Excerpt from a dataset:
..........
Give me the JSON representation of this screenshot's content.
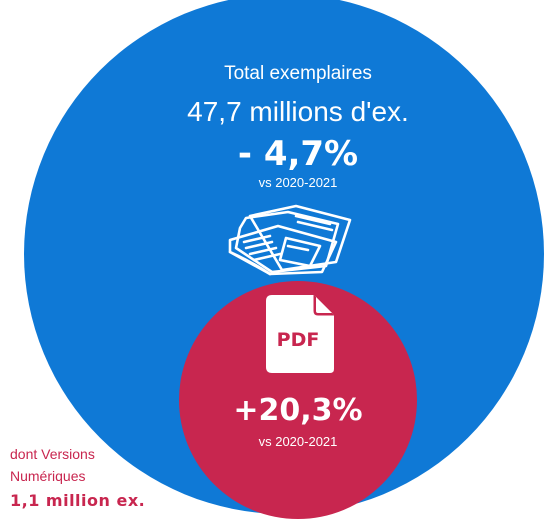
{
  "colors": {
    "total": "#0f79d6",
    "digital": "#c8264f",
    "text_on_circle": "#ffffff"
  },
  "total": {
    "label": "Total exemplaires",
    "value": "47,7 millions d'ex.",
    "change": "- 4,7%",
    "period": "vs 2020-2021",
    "icon": "newspaper-icon"
  },
  "digital": {
    "change": "+20,3%",
    "period": "vs 2020-2021",
    "icon": "pdf-file-icon",
    "icon_text": "PDF",
    "side_line1": "dont Versions",
    "side_line2": "Numériques",
    "side_value": "1,1 million ex."
  }
}
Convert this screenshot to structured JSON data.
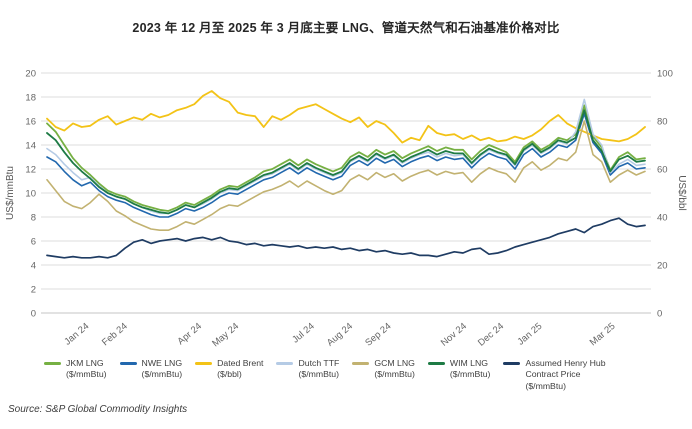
{
  "title": "2023 年 12 月至 2025 年 3 月底主要 LNG、管道天然气和石油基准价格对比",
  "source": "Source: S&P Global Commodity Insights",
  "chart_data": {
    "type": "line",
    "title": "2023 年 12 月至 2025 年 3 月底主要 LNG、管道天然气和石油基准价格对比",
    "grid": true,
    "legend_position": "bottom",
    "left_axis": {
      "label": "US$/mmBtu",
      "min": 0,
      "max": 20,
      "tick_step": 2
    },
    "right_axis": {
      "label": "US$/bbl",
      "min": 0,
      "max": 100,
      "tick_step": 20
    },
    "x_ticks": [
      {
        "label": "Jan 24",
        "pos": 0.0642
      },
      {
        "label": "Feb 24",
        "pos": 0.1284
      },
      {
        "label": "Apr 24",
        "pos": 0.2526
      },
      {
        "label": "May 24",
        "pos": 0.3147
      },
      {
        "label": "Jul 24",
        "pos": 0.4411
      },
      {
        "label": "Aug 24",
        "pos": 0.5052
      },
      {
        "label": "Sep 24",
        "pos": 0.5694
      },
      {
        "label": "Nov 24",
        "pos": 0.6957
      },
      {
        "label": "Dec 24",
        "pos": 0.7578
      },
      {
        "label": "Jan 25",
        "pos": 0.8219
      },
      {
        "label": "Mar 25",
        "pos": 0.9441
      }
    ],
    "series": [
      {
        "name": "JKM LNG",
        "unit": "($/mmBtu)",
        "axis": "left",
        "color": "#76b043",
        "width": 1.8,
        "values": [
          15.8,
          15.1,
          14.0,
          12.9,
          12.1,
          11.5,
          10.8,
          10.2,
          9.9,
          9.7,
          9.3,
          9.0,
          8.8,
          8.6,
          8.5,
          8.8,
          9.2,
          9.0,
          9.4,
          9.8,
          10.3,
          10.6,
          10.5,
          10.9,
          11.3,
          11.8,
          12.0,
          12.4,
          12.8,
          12.3,
          12.8,
          12.4,
          12.1,
          11.8,
          12.1,
          13.0,
          13.4,
          13.0,
          13.6,
          13.2,
          13.5,
          12.9,
          13.3,
          13.6,
          13.9,
          13.5,
          13.8,
          13.6,
          13.6,
          12.8,
          13.5,
          14.0,
          13.7,
          13.4,
          12.6,
          13.8,
          14.3,
          13.6,
          14.0,
          14.6,
          14.4,
          14.9,
          17.3,
          14.7,
          13.8,
          11.9,
          13.0,
          13.4,
          12.8,
          12.9
        ]
      },
      {
        "name": "NWE LNG",
        "unit": "($/mmBtu)",
        "axis": "left",
        "color": "#2268ae",
        "width": 1.6,
        "values": [
          13.0,
          12.6,
          11.8,
          11.1,
          10.6,
          10.9,
          10.2,
          9.7,
          9.4,
          9.2,
          8.8,
          8.5,
          8.2,
          8.0,
          8.0,
          8.3,
          8.7,
          8.5,
          8.8,
          9.2,
          9.7,
          10.0,
          9.9,
          10.3,
          10.7,
          11.1,
          11.3,
          11.7,
          12.1,
          11.6,
          12.1,
          11.7,
          11.4,
          11.1,
          11.4,
          12.3,
          12.7,
          12.3,
          12.9,
          12.5,
          12.8,
          12.2,
          12.6,
          12.9,
          13.1,
          12.7,
          13.0,
          12.8,
          12.9,
          12.1,
          12.8,
          13.3,
          13.0,
          12.8,
          12.0,
          13.2,
          13.7,
          13.0,
          13.4,
          14.0,
          13.8,
          14.4,
          16.6,
          14.2,
          13.3,
          11.5,
          12.2,
          12.5,
          12.0,
          12.1
        ]
      },
      {
        "name": "Dated Brent",
        "unit": "($/bbl)",
        "axis": "right",
        "color": "#f3c317",
        "width": 1.8,
        "values": [
          81,
          77.5,
          76,
          79,
          77.5,
          78,
          80.5,
          82,
          78.5,
          80,
          81.5,
          80.5,
          83,
          81.5,
          82.5,
          84.5,
          85.5,
          87,
          90.5,
          92.5,
          89.5,
          88,
          83.5,
          82.5,
          82,
          77.5,
          82,
          80.5,
          82.5,
          85,
          86,
          87,
          85,
          83,
          81,
          79.5,
          81.5,
          77.5,
          80,
          78.5,
          75,
          71,
          73,
          72,
          78,
          75,
          74,
          74.5,
          72.5,
          74,
          72,
          73,
          71.5,
          72,
          73.5,
          72.5,
          74,
          76.5,
          80,
          82.5,
          79,
          77,
          75.5,
          74,
          72.5,
          72,
          71.5,
          72.5,
          74.5,
          77.5
        ]
      },
      {
        "name": "Dutch TTF",
        "unit": "($/mmBtu)",
        "axis": "left",
        "color": "#b5cbe5",
        "width": 1.6,
        "values": [
          13.7,
          13.2,
          12.4,
          11.7,
          11.1,
          11.3,
          10.6,
          10.0,
          9.7,
          9.5,
          9.1,
          8.8,
          8.5,
          8.3,
          8.3,
          8.6,
          9.0,
          8.8,
          9.1,
          9.5,
          10.0,
          10.3,
          10.2,
          10.6,
          11.0,
          11.4,
          11.6,
          12.0,
          12.4,
          11.9,
          12.4,
          12.0,
          11.7,
          11.4,
          11.7,
          12.6,
          13.0,
          12.6,
          13.2,
          12.8,
          13.1,
          12.5,
          12.9,
          13.2,
          13.4,
          13.0,
          13.3,
          13.1,
          13.2,
          12.4,
          13.1,
          13.6,
          13.3,
          13.1,
          12.3,
          13.5,
          14.0,
          13.3,
          13.7,
          14.3,
          14.1,
          15.1,
          17.8,
          14.9,
          14.0,
          11.7,
          12.4,
          12.8,
          12.3,
          12.4
        ]
      },
      {
        "name": "GCM LNG",
        "unit": "($/mmBtu)",
        "axis": "left",
        "color": "#c2b271",
        "width": 1.6,
        "values": [
          11.1,
          10.2,
          9.3,
          8.9,
          8.7,
          9.2,
          9.9,
          9.3,
          8.5,
          8.1,
          7.6,
          7.3,
          7.0,
          6.9,
          6.9,
          7.2,
          7.6,
          7.4,
          7.8,
          8.2,
          8.7,
          9.0,
          8.9,
          9.3,
          9.7,
          10.1,
          10.3,
          10.6,
          11.0,
          10.5,
          11.0,
          10.6,
          10.2,
          9.9,
          10.2,
          11.1,
          11.5,
          11.1,
          11.7,
          11.3,
          11.6,
          11.0,
          11.4,
          11.7,
          11.9,
          11.5,
          11.8,
          11.6,
          11.7,
          10.9,
          11.6,
          12.1,
          11.8,
          11.6,
          10.9,
          12.1,
          12.6,
          11.9,
          12.3,
          12.9,
          12.7,
          13.4,
          16.0,
          13.2,
          12.6,
          10.9,
          11.5,
          11.9,
          11.5,
          11.8
        ]
      },
      {
        "name": "WIM LNG",
        "unit": "($/mmBtu)",
        "axis": "left",
        "color": "#1e7b45",
        "width": 1.8,
        "values": [
          15.0,
          14.4,
          13.4,
          12.5,
          11.8,
          11.2,
          10.5,
          10.0,
          9.7,
          9.5,
          9.1,
          8.8,
          8.6,
          8.4,
          8.3,
          8.6,
          9.0,
          8.8,
          9.2,
          9.6,
          10.1,
          10.4,
          10.3,
          10.7,
          11.1,
          11.5,
          11.7,
          12.1,
          12.5,
          12.0,
          12.5,
          12.1,
          11.8,
          11.5,
          11.8,
          12.7,
          13.1,
          12.7,
          13.3,
          12.9,
          13.2,
          12.6,
          13.0,
          13.3,
          13.6,
          13.2,
          13.5,
          13.3,
          13.3,
          12.5,
          13.2,
          13.7,
          13.4,
          13.2,
          12.4,
          13.6,
          14.1,
          13.4,
          13.8,
          14.4,
          14.2,
          14.6,
          16.9,
          14.4,
          13.5,
          11.8,
          12.8,
          13.1,
          12.6,
          12.7
        ]
      },
      {
        "name": "Assumed Henry Hub Contract Price",
        "unit": "($/mmBtu)",
        "axis": "left",
        "color": "#1f3c63",
        "width": 1.7,
        "values": [
          4.8,
          4.7,
          4.6,
          4.7,
          4.6,
          4.6,
          4.7,
          4.6,
          4.8,
          5.4,
          5.9,
          6.1,
          5.8,
          6.0,
          6.1,
          6.2,
          6.0,
          6.2,
          6.3,
          6.1,
          6.3,
          6.0,
          5.9,
          5.7,
          5.8,
          5.6,
          5.7,
          5.6,
          5.5,
          5.6,
          5.4,
          5.5,
          5.4,
          5.5,
          5.3,
          5.4,
          5.2,
          5.3,
          5.1,
          5.2,
          5.0,
          4.9,
          5.0,
          4.8,
          4.8,
          4.7,
          4.9,
          5.1,
          5.0,
          5.3,
          5.4,
          4.9,
          5.0,
          5.2,
          5.5,
          5.7,
          5.9,
          6.1,
          6.3,
          6.6,
          6.8,
          7.0,
          6.7,
          7.2,
          7.4,
          7.7,
          7.9,
          7.4,
          7.2,
          7.3
        ]
      }
    ],
    "style": {
      "gridline_color": "#dcdcdc",
      "zero_line_color": "#c4c4c4",
      "axis_text_color": "#666666",
      "axis_title_color": "#595959"
    }
  }
}
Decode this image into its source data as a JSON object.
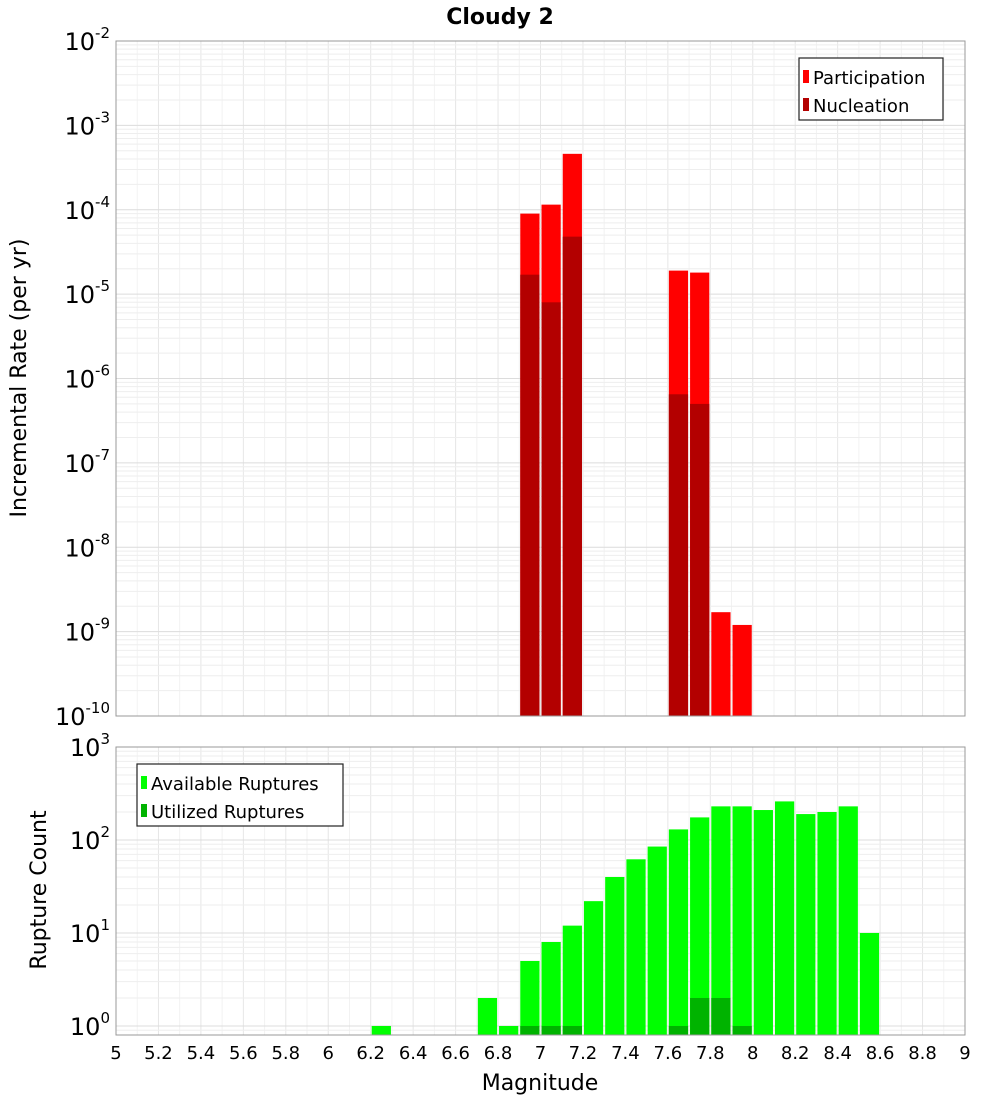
..........
Exercise: Go through the listing above line by line and say how many lines hold the word "name". Reply with that number only.

Task solution: 7